— Begin EXTRACTED ENTRIES —

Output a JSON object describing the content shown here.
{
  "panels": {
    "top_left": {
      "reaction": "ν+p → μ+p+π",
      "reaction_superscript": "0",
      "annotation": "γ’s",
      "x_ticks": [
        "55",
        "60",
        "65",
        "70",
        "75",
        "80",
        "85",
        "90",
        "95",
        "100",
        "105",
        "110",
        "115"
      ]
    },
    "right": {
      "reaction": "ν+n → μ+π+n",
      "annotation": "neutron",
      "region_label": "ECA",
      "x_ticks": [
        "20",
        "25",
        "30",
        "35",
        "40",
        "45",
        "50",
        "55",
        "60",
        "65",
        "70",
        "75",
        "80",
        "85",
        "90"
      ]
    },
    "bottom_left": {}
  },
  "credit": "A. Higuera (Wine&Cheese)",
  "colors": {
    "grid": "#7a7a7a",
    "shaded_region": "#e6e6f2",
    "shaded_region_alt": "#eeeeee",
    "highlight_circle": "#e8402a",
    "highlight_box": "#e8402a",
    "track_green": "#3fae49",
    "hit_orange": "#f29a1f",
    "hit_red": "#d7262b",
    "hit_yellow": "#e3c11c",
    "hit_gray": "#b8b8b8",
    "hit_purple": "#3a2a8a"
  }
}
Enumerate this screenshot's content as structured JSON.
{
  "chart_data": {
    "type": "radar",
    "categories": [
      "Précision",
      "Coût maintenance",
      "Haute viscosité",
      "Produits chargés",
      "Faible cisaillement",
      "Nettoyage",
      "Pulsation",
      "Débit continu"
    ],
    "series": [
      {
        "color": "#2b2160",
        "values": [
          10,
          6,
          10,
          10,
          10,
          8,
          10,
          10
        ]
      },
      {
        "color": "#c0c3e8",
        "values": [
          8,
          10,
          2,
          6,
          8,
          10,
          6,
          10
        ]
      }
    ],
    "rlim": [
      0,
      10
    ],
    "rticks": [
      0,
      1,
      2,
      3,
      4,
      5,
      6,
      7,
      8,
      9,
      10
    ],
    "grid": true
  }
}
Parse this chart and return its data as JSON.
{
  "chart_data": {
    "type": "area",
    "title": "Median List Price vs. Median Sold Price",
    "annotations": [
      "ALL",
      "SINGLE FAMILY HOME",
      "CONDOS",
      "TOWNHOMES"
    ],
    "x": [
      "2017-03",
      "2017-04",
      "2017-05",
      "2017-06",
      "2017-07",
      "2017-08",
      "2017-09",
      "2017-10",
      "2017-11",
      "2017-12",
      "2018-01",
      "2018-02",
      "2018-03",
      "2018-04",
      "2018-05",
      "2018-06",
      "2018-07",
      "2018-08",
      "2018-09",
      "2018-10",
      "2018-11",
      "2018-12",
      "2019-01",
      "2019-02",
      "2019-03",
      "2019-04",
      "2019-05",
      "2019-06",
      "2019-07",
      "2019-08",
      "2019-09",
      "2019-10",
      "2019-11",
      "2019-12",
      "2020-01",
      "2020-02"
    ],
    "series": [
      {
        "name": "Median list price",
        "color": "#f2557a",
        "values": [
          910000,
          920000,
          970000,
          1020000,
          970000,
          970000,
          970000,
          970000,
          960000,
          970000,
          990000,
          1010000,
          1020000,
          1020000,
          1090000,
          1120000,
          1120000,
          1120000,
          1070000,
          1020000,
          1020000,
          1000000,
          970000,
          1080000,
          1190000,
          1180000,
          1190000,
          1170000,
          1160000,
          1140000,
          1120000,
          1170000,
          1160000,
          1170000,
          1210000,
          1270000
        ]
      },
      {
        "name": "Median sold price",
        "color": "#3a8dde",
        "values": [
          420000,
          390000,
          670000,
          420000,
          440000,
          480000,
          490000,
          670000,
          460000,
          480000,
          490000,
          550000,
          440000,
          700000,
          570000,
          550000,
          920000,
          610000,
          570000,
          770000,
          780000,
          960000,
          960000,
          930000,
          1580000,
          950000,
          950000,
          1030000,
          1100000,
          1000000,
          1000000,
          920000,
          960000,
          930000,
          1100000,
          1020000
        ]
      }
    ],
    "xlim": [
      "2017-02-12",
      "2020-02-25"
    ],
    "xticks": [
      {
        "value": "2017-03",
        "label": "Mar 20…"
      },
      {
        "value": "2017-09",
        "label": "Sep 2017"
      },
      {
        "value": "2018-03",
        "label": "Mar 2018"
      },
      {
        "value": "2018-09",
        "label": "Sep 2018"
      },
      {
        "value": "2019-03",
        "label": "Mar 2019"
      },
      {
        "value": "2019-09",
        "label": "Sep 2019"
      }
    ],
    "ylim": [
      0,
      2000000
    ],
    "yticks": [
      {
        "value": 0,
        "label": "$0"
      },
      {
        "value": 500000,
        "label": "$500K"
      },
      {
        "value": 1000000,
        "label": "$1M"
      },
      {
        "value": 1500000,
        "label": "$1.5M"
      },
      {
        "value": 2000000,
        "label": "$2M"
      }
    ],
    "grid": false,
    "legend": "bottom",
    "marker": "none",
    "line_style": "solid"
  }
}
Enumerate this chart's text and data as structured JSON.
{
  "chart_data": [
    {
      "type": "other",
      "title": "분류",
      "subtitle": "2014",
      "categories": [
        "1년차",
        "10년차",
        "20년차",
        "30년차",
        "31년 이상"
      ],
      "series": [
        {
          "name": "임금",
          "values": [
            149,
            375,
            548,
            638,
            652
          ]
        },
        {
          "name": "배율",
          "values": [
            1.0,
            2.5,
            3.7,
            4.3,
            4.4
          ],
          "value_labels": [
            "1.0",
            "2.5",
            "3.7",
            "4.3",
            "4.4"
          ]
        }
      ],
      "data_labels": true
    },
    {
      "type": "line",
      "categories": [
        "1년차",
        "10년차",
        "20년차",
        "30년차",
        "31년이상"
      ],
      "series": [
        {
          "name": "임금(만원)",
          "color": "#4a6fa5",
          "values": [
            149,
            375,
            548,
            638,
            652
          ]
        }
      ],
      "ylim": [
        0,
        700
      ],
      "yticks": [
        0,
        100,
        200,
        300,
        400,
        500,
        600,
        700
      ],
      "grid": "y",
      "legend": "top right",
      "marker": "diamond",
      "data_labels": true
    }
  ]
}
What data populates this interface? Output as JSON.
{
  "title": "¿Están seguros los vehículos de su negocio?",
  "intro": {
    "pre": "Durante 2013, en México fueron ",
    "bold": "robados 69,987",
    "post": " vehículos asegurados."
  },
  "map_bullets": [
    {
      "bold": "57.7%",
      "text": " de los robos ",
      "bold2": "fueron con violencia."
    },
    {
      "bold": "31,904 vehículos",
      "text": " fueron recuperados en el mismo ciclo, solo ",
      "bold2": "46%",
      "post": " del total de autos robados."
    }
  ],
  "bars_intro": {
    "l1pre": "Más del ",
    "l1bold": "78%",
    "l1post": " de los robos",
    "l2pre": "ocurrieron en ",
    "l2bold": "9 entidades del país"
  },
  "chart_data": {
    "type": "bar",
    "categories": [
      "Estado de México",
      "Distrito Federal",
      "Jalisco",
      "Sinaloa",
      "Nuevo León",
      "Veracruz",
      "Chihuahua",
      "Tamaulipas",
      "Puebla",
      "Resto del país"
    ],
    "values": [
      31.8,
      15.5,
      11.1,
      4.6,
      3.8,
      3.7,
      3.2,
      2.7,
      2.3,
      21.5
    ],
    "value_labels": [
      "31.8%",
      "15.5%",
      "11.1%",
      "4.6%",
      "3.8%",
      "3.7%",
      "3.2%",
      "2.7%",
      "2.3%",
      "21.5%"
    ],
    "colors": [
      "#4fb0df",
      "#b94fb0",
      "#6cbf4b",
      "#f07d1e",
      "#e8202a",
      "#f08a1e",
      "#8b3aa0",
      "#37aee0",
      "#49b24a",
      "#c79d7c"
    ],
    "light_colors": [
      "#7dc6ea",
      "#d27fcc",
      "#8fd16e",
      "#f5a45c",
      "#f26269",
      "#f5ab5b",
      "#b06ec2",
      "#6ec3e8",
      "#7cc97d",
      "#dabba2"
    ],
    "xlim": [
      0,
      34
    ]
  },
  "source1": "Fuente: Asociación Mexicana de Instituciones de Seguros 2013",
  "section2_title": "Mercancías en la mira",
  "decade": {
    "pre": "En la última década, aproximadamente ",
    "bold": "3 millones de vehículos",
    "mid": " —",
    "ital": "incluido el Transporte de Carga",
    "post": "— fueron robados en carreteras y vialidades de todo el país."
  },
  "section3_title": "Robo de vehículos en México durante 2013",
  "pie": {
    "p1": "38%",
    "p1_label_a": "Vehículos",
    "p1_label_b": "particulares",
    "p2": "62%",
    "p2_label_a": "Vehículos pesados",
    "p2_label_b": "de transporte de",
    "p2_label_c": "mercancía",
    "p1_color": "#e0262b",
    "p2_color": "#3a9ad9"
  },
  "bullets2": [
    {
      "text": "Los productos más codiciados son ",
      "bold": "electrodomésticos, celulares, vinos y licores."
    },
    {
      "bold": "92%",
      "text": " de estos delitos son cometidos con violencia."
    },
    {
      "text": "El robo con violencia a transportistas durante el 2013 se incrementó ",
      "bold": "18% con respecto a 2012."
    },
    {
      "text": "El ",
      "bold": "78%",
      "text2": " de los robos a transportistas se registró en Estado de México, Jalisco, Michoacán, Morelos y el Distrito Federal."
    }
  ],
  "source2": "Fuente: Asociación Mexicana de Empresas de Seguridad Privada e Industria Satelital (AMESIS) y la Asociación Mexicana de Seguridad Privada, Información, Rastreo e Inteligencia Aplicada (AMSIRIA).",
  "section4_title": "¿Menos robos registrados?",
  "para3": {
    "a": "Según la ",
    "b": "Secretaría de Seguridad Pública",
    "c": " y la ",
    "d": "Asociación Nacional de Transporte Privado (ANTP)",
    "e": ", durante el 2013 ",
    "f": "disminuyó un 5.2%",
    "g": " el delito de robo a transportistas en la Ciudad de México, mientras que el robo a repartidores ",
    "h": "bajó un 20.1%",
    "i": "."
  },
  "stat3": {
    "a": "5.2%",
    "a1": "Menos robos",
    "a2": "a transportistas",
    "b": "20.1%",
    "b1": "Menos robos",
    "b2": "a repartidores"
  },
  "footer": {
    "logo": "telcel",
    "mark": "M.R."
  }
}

— End EXTRACTED ENTRIES —

TASK » In the entries above, find every line with the word "Median" and list it.

RESULT OF THIS TASK »
    "title": "Median List Price vs. Median Sold Price",
        "name": "Median list price",
        "name": "Median sold price",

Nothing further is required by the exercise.